EXERCISE BRIEF: Pick out the lines below that include the string "this".

Saved data entries
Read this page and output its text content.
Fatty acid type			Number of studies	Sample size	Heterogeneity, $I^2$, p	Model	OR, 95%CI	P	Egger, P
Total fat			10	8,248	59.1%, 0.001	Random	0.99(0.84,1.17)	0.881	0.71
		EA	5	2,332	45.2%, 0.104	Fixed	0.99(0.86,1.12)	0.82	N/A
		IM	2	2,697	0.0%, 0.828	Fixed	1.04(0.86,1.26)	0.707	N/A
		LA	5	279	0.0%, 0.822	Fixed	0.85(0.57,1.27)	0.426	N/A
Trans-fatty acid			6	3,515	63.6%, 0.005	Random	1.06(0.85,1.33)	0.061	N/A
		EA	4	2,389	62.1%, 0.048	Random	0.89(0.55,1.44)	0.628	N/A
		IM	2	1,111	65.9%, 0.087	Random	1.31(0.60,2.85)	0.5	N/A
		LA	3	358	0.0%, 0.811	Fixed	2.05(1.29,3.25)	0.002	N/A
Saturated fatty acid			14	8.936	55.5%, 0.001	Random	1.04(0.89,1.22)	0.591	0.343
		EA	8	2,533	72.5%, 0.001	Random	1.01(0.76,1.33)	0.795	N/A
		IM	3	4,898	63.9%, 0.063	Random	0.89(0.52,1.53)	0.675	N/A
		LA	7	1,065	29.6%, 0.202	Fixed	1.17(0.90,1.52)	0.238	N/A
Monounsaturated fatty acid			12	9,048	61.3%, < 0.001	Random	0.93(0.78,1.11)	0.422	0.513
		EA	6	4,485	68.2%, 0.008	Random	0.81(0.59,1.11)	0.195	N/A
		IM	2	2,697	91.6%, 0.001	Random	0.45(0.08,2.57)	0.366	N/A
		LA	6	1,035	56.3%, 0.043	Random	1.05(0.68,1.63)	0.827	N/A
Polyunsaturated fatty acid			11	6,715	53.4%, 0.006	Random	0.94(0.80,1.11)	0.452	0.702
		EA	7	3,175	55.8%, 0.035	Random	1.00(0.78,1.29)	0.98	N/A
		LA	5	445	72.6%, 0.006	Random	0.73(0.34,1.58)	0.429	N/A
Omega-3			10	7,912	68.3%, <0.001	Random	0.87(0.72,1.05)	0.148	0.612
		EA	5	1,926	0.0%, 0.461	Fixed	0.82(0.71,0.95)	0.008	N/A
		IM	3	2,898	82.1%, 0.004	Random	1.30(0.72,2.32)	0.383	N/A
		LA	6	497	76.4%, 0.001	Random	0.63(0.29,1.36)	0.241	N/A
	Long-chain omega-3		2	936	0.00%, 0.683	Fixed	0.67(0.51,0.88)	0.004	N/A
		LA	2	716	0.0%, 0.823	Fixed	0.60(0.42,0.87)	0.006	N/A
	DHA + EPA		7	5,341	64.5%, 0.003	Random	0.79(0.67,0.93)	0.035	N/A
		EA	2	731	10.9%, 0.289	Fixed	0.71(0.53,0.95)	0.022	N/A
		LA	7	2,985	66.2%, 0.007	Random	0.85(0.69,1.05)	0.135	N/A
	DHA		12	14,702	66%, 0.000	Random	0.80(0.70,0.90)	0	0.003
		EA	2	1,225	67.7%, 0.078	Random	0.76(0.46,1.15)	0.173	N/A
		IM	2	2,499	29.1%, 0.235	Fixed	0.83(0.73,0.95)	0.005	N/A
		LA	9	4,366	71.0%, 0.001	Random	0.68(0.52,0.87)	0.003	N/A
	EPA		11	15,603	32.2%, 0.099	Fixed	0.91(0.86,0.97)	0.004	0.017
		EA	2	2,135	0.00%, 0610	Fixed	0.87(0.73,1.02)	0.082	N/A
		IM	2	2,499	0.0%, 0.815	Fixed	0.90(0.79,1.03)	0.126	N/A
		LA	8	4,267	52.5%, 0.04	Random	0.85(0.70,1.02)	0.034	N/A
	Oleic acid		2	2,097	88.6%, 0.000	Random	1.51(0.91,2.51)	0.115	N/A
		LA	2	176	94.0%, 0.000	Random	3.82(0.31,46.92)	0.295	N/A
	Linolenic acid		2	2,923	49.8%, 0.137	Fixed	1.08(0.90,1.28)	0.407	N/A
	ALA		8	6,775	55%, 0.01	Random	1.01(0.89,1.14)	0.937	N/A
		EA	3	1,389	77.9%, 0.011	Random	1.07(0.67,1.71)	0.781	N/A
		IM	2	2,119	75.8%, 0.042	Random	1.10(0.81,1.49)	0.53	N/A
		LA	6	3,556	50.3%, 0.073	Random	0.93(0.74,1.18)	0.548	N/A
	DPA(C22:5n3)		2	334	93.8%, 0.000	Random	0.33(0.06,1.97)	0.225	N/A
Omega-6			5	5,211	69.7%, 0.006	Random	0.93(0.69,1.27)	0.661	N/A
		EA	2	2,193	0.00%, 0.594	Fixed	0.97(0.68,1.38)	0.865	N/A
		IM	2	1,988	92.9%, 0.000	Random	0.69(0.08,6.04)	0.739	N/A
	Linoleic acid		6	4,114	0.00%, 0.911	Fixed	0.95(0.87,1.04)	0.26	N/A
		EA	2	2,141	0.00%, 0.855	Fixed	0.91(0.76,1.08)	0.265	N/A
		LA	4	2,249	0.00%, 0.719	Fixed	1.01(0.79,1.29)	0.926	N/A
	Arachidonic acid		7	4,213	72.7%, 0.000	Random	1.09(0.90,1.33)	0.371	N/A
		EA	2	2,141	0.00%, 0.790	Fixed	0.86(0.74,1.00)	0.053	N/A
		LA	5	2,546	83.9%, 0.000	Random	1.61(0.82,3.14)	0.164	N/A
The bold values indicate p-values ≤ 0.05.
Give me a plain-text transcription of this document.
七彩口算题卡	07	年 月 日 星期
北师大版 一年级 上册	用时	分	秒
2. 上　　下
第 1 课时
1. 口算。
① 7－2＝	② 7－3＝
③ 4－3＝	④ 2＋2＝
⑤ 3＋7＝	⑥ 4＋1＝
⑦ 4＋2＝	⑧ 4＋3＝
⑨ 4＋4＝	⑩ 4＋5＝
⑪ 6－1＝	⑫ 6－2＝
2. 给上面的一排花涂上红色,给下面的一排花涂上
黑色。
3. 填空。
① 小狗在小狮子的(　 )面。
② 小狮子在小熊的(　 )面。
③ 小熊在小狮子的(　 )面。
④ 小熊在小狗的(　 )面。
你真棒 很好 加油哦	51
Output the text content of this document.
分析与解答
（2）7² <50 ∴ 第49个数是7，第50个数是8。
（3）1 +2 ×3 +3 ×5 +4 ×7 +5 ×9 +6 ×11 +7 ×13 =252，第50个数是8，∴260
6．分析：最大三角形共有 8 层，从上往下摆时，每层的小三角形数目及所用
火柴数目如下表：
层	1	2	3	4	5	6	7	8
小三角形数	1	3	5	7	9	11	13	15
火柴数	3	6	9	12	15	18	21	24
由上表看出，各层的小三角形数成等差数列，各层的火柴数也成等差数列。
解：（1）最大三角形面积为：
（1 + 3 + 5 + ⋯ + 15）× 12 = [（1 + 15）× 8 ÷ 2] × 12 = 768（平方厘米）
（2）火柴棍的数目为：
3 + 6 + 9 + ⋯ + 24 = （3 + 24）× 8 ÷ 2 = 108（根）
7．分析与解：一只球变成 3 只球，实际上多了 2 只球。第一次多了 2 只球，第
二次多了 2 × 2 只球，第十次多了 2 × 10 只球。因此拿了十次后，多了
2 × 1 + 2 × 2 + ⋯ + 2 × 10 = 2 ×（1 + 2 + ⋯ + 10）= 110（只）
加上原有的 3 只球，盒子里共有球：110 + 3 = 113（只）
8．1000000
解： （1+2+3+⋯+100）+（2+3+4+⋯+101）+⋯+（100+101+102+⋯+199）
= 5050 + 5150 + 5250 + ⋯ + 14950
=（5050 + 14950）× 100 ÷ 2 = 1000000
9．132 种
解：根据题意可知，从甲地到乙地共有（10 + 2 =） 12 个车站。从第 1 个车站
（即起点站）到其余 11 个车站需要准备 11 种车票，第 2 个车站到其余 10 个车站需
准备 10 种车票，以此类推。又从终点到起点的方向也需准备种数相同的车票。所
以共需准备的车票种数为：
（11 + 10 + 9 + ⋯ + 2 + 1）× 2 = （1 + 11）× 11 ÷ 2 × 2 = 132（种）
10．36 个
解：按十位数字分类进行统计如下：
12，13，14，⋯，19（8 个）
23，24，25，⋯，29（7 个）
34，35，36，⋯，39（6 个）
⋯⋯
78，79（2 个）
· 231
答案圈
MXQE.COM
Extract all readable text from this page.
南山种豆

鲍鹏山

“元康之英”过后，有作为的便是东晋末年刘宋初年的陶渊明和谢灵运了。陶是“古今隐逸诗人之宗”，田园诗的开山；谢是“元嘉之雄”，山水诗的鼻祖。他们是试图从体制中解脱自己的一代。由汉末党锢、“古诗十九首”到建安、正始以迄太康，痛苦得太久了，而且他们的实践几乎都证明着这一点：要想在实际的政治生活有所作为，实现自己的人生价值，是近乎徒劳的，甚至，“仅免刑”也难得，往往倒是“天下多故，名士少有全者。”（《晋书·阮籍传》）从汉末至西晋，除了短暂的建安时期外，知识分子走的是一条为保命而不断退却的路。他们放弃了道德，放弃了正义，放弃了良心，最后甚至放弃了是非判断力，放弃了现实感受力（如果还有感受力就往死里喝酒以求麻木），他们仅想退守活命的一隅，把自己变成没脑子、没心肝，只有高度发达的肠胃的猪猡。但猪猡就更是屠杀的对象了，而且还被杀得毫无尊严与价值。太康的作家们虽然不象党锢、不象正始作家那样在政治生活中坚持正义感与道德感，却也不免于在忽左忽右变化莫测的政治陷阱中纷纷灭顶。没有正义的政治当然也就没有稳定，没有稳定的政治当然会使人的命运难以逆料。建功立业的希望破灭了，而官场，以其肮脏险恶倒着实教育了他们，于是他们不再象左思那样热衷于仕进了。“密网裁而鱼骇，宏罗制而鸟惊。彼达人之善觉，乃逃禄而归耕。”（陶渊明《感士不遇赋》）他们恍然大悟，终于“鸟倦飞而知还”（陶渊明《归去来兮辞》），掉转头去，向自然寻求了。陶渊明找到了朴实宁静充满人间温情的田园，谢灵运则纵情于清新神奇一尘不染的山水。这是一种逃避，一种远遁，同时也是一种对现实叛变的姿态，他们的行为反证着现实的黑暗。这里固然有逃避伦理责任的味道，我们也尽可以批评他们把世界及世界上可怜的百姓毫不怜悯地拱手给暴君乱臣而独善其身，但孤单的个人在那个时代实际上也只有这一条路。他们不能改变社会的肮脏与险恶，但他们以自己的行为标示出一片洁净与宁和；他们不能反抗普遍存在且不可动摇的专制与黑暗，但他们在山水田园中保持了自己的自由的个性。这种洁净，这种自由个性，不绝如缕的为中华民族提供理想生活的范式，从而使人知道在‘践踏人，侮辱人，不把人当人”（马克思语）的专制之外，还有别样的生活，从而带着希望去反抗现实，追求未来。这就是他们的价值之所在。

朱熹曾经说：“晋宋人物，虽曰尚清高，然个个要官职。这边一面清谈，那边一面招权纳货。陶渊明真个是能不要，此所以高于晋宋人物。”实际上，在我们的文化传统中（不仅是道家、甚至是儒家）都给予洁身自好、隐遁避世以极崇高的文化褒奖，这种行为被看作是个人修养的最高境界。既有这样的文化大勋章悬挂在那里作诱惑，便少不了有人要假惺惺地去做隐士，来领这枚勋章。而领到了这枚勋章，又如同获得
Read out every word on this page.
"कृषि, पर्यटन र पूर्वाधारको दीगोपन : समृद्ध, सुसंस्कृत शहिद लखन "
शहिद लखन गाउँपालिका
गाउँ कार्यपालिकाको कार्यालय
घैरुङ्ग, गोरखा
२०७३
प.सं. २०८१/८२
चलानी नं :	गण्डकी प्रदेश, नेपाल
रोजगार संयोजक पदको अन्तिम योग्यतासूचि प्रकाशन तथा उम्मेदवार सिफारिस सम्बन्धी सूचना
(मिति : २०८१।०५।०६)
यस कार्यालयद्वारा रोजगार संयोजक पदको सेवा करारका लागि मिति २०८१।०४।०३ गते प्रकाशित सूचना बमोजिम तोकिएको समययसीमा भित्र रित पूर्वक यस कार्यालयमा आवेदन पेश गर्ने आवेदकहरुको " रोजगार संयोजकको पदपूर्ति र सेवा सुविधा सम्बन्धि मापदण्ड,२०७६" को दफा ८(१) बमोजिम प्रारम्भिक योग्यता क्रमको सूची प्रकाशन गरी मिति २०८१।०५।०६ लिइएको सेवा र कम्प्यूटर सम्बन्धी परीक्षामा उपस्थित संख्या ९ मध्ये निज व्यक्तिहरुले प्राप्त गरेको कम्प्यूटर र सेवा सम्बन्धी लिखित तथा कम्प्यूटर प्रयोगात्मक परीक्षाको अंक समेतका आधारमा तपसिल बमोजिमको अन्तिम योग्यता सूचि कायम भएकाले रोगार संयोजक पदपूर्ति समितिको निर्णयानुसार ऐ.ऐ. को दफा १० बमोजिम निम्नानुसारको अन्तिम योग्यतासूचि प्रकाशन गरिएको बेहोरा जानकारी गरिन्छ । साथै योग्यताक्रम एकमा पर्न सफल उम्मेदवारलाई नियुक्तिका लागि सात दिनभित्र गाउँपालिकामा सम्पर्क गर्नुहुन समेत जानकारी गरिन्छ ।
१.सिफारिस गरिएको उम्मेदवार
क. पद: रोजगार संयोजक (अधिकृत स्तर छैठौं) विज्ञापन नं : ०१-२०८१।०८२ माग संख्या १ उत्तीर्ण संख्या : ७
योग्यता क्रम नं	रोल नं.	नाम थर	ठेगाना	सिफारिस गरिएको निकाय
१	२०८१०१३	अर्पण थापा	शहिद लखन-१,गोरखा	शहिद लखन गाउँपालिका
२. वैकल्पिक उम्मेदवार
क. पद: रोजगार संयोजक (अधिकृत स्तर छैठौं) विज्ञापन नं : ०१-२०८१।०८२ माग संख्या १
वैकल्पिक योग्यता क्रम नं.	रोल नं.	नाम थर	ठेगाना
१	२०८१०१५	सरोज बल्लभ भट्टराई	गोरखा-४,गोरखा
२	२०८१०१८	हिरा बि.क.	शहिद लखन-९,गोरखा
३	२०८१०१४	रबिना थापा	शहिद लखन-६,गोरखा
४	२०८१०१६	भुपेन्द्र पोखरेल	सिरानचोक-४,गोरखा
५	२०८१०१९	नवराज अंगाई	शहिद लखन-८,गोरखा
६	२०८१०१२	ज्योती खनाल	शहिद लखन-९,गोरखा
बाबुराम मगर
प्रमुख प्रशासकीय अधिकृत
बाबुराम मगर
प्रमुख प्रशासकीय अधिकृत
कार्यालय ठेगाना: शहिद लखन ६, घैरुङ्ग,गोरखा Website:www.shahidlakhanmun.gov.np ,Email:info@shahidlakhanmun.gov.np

WORKED ANSWER:
Read this page and output its text content.
Give me a plain-text transcription of this document.
Output the text content of this document.
Extract all readable text from this page.
Read out every word on this page.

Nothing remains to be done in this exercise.